▶ Given problem: Print the records below word for word, but leave out the pictures.

▶ Data records:
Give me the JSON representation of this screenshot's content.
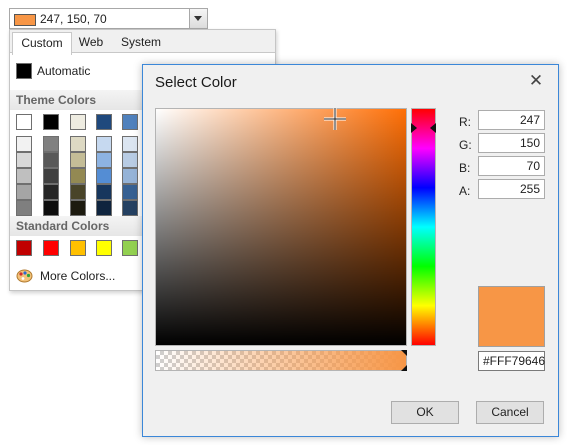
{
  "combo": {
    "color": "#f79646",
    "value": "247, 150, 70"
  },
  "dropdown": {
    "tabs": [
      {
        "label": "Custom",
        "active": true
      },
      {
        "label": "Web",
        "active": false
      },
      {
        "label": "System",
        "active": false
      }
    ],
    "automatic": {
      "label": "Automatic",
      "color": "#000000"
    },
    "theme_colors": {
      "header": "Theme Colors",
      "top_row": [
        "#ffffff",
        "#000000",
        "#eeece1",
        "#1f497d",
        "#4f81bd"
      ],
      "shades": [
        [
          "#f2f2f2",
          "#808080",
          "#ddd9c3",
          "#c6d9f0",
          "#dbe5f1"
        ],
        [
          "#d8d8d8",
          "#595959",
          "#c4bd97",
          "#8db3e2",
          "#b8cce4"
        ],
        [
          "#bfbfbf",
          "#404040",
          "#938953",
          "#548dd4",
          "#95b3d7"
        ],
        [
          "#a5a5a5",
          "#262626",
          "#494429",
          "#17365d",
          "#366092"
        ],
        [
          "#7f7f7f",
          "#0d0d0d",
          "#1d1b10",
          "#0f243e",
          "#244061"
        ]
      ]
    },
    "standard_colors": {
      "header": "Standard Colors",
      "colors": [
        "#c00000",
        "#ff0000",
        "#ffc000",
        "#ffff00",
        "#92d050"
      ]
    },
    "more_colors": {
      "label": "More Colors..."
    }
  },
  "dialog": {
    "title": "Select Color",
    "close_glyph": "✕",
    "channels": [
      {
        "label": "R:",
        "value": "247"
      },
      {
        "label": "G:",
        "value": "150"
      },
      {
        "label": "B:",
        "value": "70"
      },
      {
        "label": "A:",
        "value": "255"
      }
    ],
    "preview_color": "#f79646",
    "hex_value": "#FFF79646",
    "ok_label": "OK",
    "cancel_label": "Cancel"
  }
}
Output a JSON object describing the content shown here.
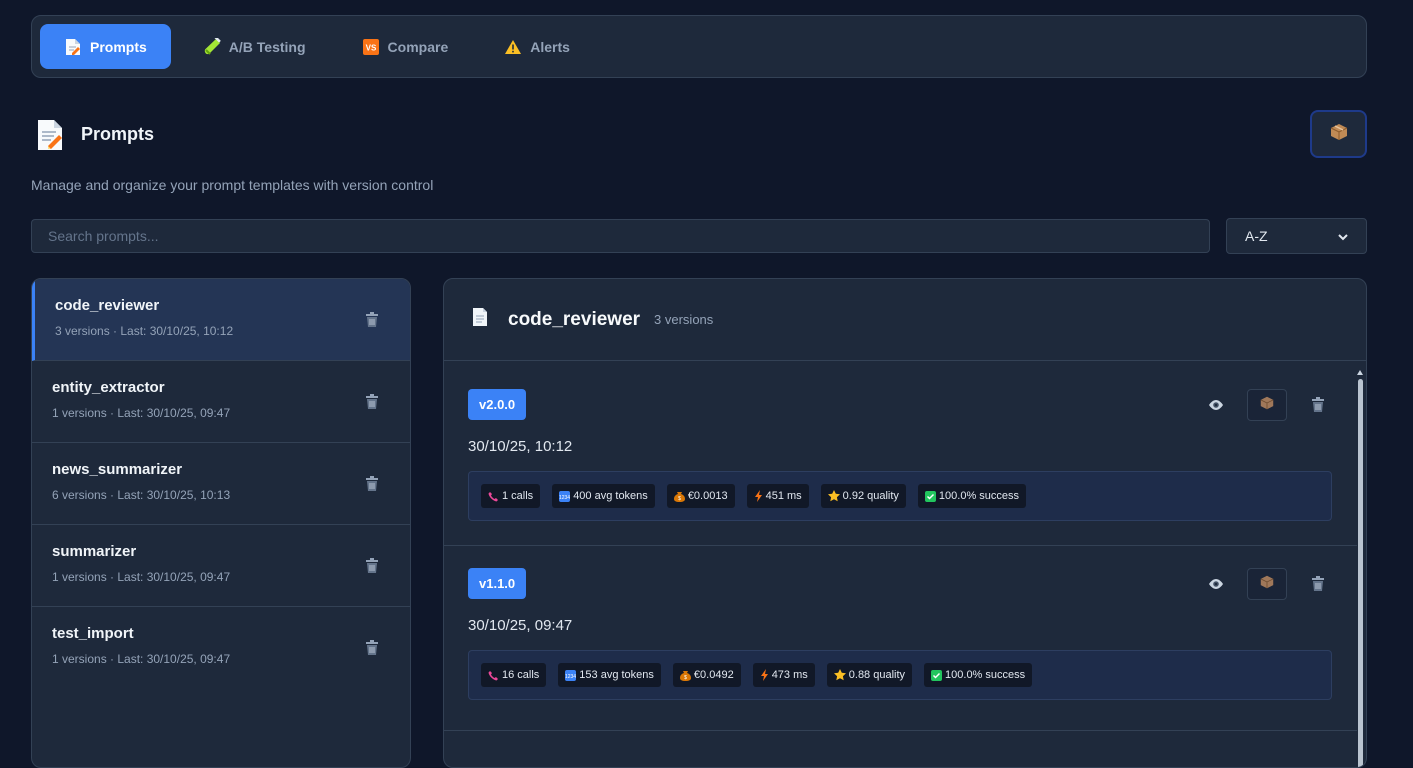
{
  "nav": {
    "tabs": [
      {
        "label": "Prompts",
        "icon": "memo-icon",
        "active": true
      },
      {
        "label": "A/B Testing",
        "icon": "test-tube-icon",
        "active": false
      },
      {
        "label": "Compare",
        "icon": "vs-icon",
        "active": false
      },
      {
        "label": "Alerts",
        "icon": "warning-icon",
        "active": false
      }
    ]
  },
  "header": {
    "title": "Prompts",
    "subtitle": "Manage and organize your prompt templates with version control",
    "export_icon": "package-icon"
  },
  "search": {
    "placeholder": "Search prompts...",
    "value": ""
  },
  "sort": {
    "selected": "A-Z"
  },
  "prompts": [
    {
      "name": "code_reviewer",
      "meta": "3 versions · Last: 30/10/25, 10:12",
      "active": true
    },
    {
      "name": "entity_extractor",
      "meta": "1 versions · Last: 30/10/25, 09:47",
      "active": false
    },
    {
      "name": "news_summarizer",
      "meta": "6 versions · Last: 30/10/25, 10:13",
      "active": false
    },
    {
      "name": "summarizer",
      "meta": "1 versions · Last: 30/10/25, 09:47",
      "active": false
    },
    {
      "name": "test_import",
      "meta": "1 versions · Last: 30/10/25, 09:47",
      "active": false
    }
  ],
  "detail": {
    "title": "code_reviewer",
    "count": "3 versions",
    "versions": [
      {
        "version": "v2.0.0",
        "date": "30/10/25, 10:12",
        "stats": {
          "calls": "1 calls",
          "tokens": "400 avg tokens",
          "cost": "€0.0013",
          "latency": "451 ms",
          "quality": "0.92 quality",
          "success": "100.0% success"
        }
      },
      {
        "version": "v1.1.0",
        "date": "30/10/25, 09:47",
        "stats": {
          "calls": "16 calls",
          "tokens": "153 avg tokens",
          "cost": "€0.0492",
          "latency": "473 ms",
          "quality": "0.88 quality",
          "success": "100.0% success"
        }
      }
    ]
  },
  "colors": {
    "background": "#0f172a",
    "panel": "#1e293b",
    "accent": "#3b82f6",
    "border": "#334155"
  }
}
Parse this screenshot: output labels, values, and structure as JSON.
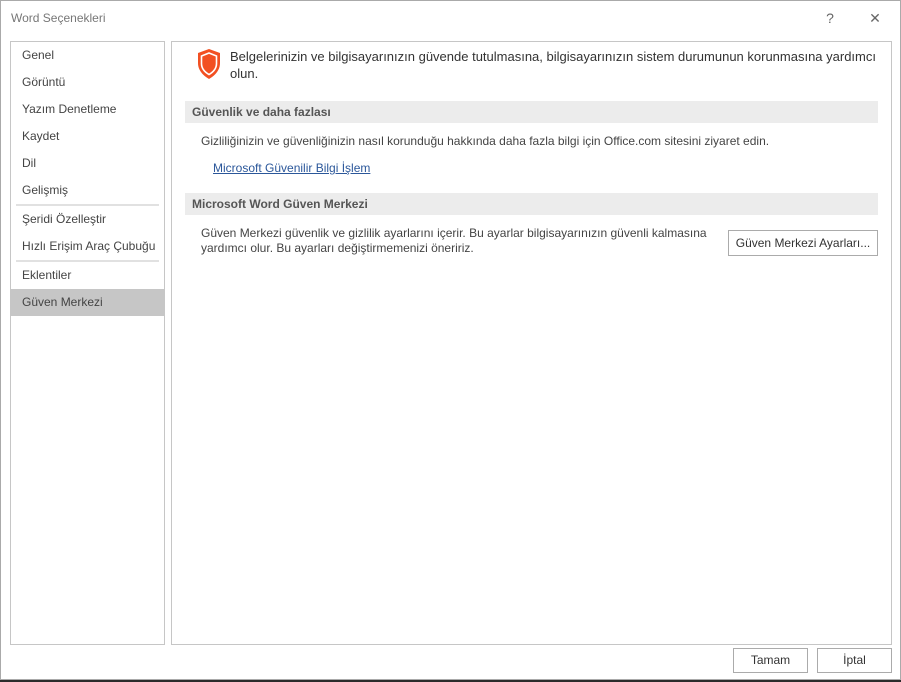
{
  "window": {
    "title": "Word Seçenekleri",
    "help": "?",
    "close": "✕"
  },
  "sidebar": {
    "items": [
      {
        "label": "Genel"
      },
      {
        "label": "Görüntü"
      },
      {
        "label": "Yazım Denetleme"
      },
      {
        "label": "Kaydet"
      },
      {
        "label": "Dil"
      },
      {
        "label": "Gelişmiş"
      },
      {
        "label": "Şeridi Özelleştir"
      },
      {
        "label": "Hızlı Erişim Araç Çubuğu"
      },
      {
        "label": "Eklentiler"
      },
      {
        "label": "Güven Merkezi"
      }
    ],
    "selected": "Güven Merkezi"
  },
  "main": {
    "intro": "Belgelerinizin ve bilgisayarınızın güvende tutulmasına, bilgisayarınızın sistem durumunun korunmasına yardımcı olun.",
    "security": {
      "header": "Güvenlik ve daha fazlası",
      "text": "Gizliliğinizin ve güvenliğinizin nasıl korunduğu hakkında daha fazla bilgi için Office.com sitesini ziyaret edin.",
      "link": "Microsoft Güvenilir Bilgi İşlem"
    },
    "trust": {
      "header": "Microsoft Word Güven Merkezi",
      "text1": "Güven Merkezi güvenlik ve gizlilik ayarlarını içerir. Bu ayarlar bilgisayarınızın güvenli kalmasına",
      "text2": "yardımcı olur. Bu ayarları değiştirmemenizi öneririz.",
      "button": "Güven Merkezi Ayarları..."
    }
  },
  "footer": {
    "ok": "Tamam",
    "cancel": "İptal"
  },
  "colors": {
    "shield": "#f25022",
    "selected": "#c6c6c6",
    "link": "#2b579a"
  }
}
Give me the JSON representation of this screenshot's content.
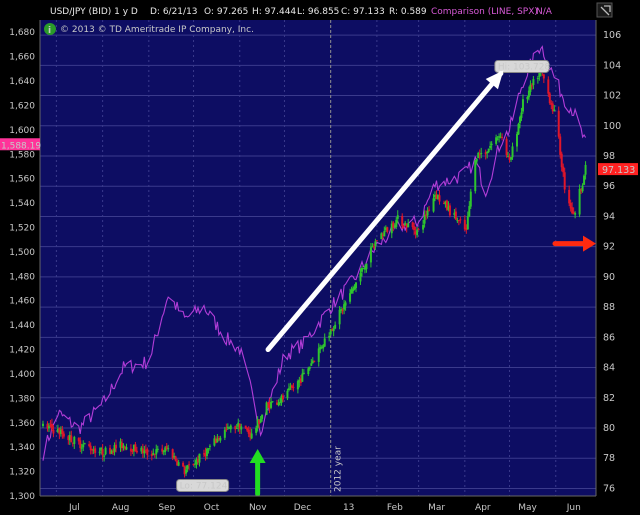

▶ Problem solution:
Give me the JSON representation of this screenshot's content.
{
  "combo": {
    "color": "#f79646",
    "value": "247, 150, 70"
  },
  "dropdown": {
    "tabs": [
      {
        "label": "Custom",
        "active": true
      },
      {
        "label": "Web",
        "active": false
      },
      {
        "label": "System",
        "active": false
      }
    ],
    "automatic": {
      "label": "Automatic",
      "color": "#000000"
    },
    "theme_colors": {
      "header": "Theme Colors",
      "top_row": [
        "#ffffff",
        "#000000",
        "#eeece1",
        "#1f497d",
        "#4f81bd"
      ],
      "shades": [
        [
          "#f2f2f2",
          "#808080",
          "#ddd9c3",
          "#c6d9f0",
          "#dbe5f1"
        ],
        [
          "#d8d8d8",
          "#595959",
          "#c4bd97",
          "#8db3e2",
          "#b8cce4"
        ],
        [
          "#bfbfbf",
          "#404040",
          "#938953",
          "#548dd4",
          "#95b3d7"
        ],
        [
          "#a5a5a5",
          "#262626",
          "#494429",
          "#17365d",
          "#366092"
        ],
        [
          "#7f7f7f",
          "#0d0d0d",
          "#1d1b10",
          "#0f243e",
          "#244061"
        ]
      ]
    },
    "standard_colors": {
      "header": "Standard Colors",
      "colors": [
        "#c00000",
        "#ff0000",
        "#ffc000",
        "#ffff00",
        "#92d050"
      ]
    },
    "more_colors": {
      "label": "More Colors..."
    }
  },
  "dialog": {
    "title": "Select Color",
    "close_glyph": "✕",
    "channels": [
      {
        "label": "R:",
        "value": "247"
      },
      {
        "label": "G:",
        "value": "150"
      },
      {
        "label": "B:",
        "value": "70"
      },
      {
        "label": "A:",
        "value": "255"
      }
    ],
    "preview_color": "#f79646",
    "hex_value": "#FFF79646",
    "ok_label": "OK",
    "cancel_label": "Cancel"
  }
}
Output a JSON object describing the content shown here.
{
  "nav": {
    "tabs": [
      {
        "label": "Prompts",
        "icon": "memo-icon",
        "active": true
      },
      {
        "label": "A/B Testing",
        "icon": "test-tube-icon",
        "active": false
      },
      {
        "label": "Compare",
        "icon": "vs-icon",
        "active": false
      },
      {
        "label": "Alerts",
        "icon": "warning-icon",
        "active": false
      }
    ]
  },
  "header": {
    "title": "Prompts",
    "subtitle": "Manage and organize your prompt templates with version control",
    "export_icon": "package-icon"
  },
  "search": {
    "placeholder": "Search prompts...",
    "value": ""
  },
  "sort": {
    "selected": "A-Z"
  },
  "prompts": [
    {
      "name": "code_reviewer",
      "meta": "3 versions · Last: 30/10/25, 10:12",
      "active": true
    },
    {
      "name": "entity_extractor",
      "meta": "1 versions · Last: 30/10/25, 09:47",
      "active": false
    },
    {
      "name": "news_summarizer",
      "meta": "6 versions · Last: 30/10/25, 10:13",
      "active": false
    },
    {
      "name": "summarizer",
      "meta": "1 versions · Last: 30/10/25, 09:47",
      "active": false
    },
    {
      "name": "test_import",
      "meta": "1 versions · Last: 30/10/25, 09:47",
      "active": false
    }
  ],
  "detail": {
    "title": "code_reviewer",
    "count": "3 versions",
    "versions": [
      {
        "version": "v2.0.0",
        "date": "30/10/25, 10:12",
        "stats": {
          "calls": "1 calls",
          "tokens": "400 avg tokens",
          "cost": "€0.0013",
          "latency": "451 ms",
          "quality": "0.92 quality",
          "success": "100.0% success"
        }
      },
      {
        "version": "v1.1.0",
        "date": "30/10/25, 09:47",
        "stats": {
          "calls": "16 calls",
          "tokens": "153 avg tokens",
          "cost": "€0.0492",
          "latency": "473 ms",
          "quality": "0.88 quality",
          "success": "100.0% success"
        }
      }
    ]
  },
  "colors": {
    "background": "#0f172a",
    "panel": "#1e293b",
    "accent": "#3b82f6",
    "border": "#334155"
  }
}
Parse this screenshot: output labels, values, and structure as JSON.
{
  "window": {
    "title": "Word Seçenekleri",
    "help": "?",
    "close": "✕"
  },
  "sidebar": {
    "items": [
      {
        "label": "Genel"
      },
      {
        "label": "Görüntü"
      },
      {
        "label": "Yazım Denetleme"
      },
      {
        "label": "Kaydet"
      },
      {
        "label": "Dil"
      },
      {
        "label": "Gelişmiş"
      },
      {
        "label": "Şeridi Özelleştir"
      },
      {
        "label": "Hızlı Erişim Araç Çubuğu"
      },
      {
        "label": "Eklentiler"
      },
      {
        "label": "Güven Merkezi"
      }
    ],
    "selected": "Güven Merkezi"
  },
  "main": {
    "intro": "Belgelerinizin ve bilgisayarınızın güvende tutulmasına, bilgisayarınızın sistem durumunun korunmasına yardımcı olun.",
    "security": {
      "header": "Güvenlik ve daha fazlası",
      "text": "Gizliliğinizin ve güvenliğinizin nasıl korunduğu hakkında daha fazla bilgi için Office.com sitesini ziyaret edin.",
      "link": "Microsoft Güvenilir Bilgi İşlem"
    },
    "trust": {
      "header": "Microsoft Word Güven Merkezi",
      "text1": "Güven Merkezi güvenlik ve gizlilik ayarlarını içerir. Bu ayarlar bilgisayarınızın güvenli kalmasına",
      "text2": "yardımcı olur. Bu ayarları değiştirmemenizi öneririz.",
      "button": "Güven Merkezi Ayarları..."
    }
  },
  "footer": {
    "ok": "Tamam",
    "cancel": "İptal"
  },
  "colors": {
    "shield": "#f25022",
    "selected": "#c6c6c6",
    "link": "#2b579a"
  }
}
Give me the JSON representation of this screenshot's content.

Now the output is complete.